- [WHAT IS BEING ASKED]
List every Cabinet post that serves as a section heading in the excerpt below on possible Biden administration picks.

Secretary of State. Biden’s global focus means he will have an intense working relationship with his secretary of state and is likely looking for familiarity. Susan Rice, the Obama administration national security adviser and vice presidential contender, is a clear favorite, but former U.N. Ambassador Samantha Power might have an easier time getting confirmed in the Republican Senate. Longtime diplomat William Burns, now head of the Carnegie Endowment for International Peace, is also a top candidate. Looking for a wild card? How about former Tennessee Sen. Bob Corker, the onetime Foreign Relations Committee chairman who was harshly critical of Trump before leaving the Senate and would be a sign of outreach to Republicans.
Secretary of the Treasury. Lael Brainard, a member of the Federal Reserve Board of Governors, is considered the front-runner here, a centrist who has made overtures to the left, not unlike Biden himself. Progressives would much prefer Sen. Elizabeth Warren in this role to implement at least a version of the “big structural change” she talked about on the presidential campaign trail. One complicating factor: Massachusetts’ Republican governor would get to appoint Warren’s Senate replacement until a special election could be held, a terrifying thought for the Democrats if the Senate ends up 50-50.
Attorney General. Sally Yates, who famously stood up to Trump’s immigration orders at the beginning of his administration, is seen as the top pick here — and would be another one who disappoints the left, as she was stingy with pardons while serving in the Obama administration. Also in the mix: Sen. Doug Jones of Alabama, who has an extensive record of civil rights prosecutions and just lost reelection, and California Attorney General Xavier Becerra, an aggressive litigant against the Trump administration.
Secretary of Defense. Michele Flournoy is widely expected to be tapped for this role, and would be the first woman to hold the defense secretary post. A trailblazing, high-ranking Pentagon official during the Obama administration, she is considered a “liberal realist” — favoring the use of force at times but not excessively interventionist.
Team of Rivals? In addition to Warren, other former presidential hopefuls could also be in the mix. Andrew Yang discussed a possible administration role on The Carlos Watson Show, floating a newly created tech-related post rather than a Cabinet role like commerce secretary. Pete Buttigieg has been discussed for U.N. ambassador.

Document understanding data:
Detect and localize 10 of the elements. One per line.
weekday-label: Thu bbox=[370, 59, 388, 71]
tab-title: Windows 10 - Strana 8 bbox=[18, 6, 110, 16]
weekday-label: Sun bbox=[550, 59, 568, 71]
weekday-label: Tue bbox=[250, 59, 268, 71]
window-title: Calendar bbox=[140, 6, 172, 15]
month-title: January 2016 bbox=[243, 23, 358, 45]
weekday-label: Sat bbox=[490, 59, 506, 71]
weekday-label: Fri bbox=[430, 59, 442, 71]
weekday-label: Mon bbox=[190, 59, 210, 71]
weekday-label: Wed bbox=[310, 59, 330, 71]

- [ANSWER BOX]
Secretary of State, Secretary of the Treasury, Attorney General, Secretary of Defense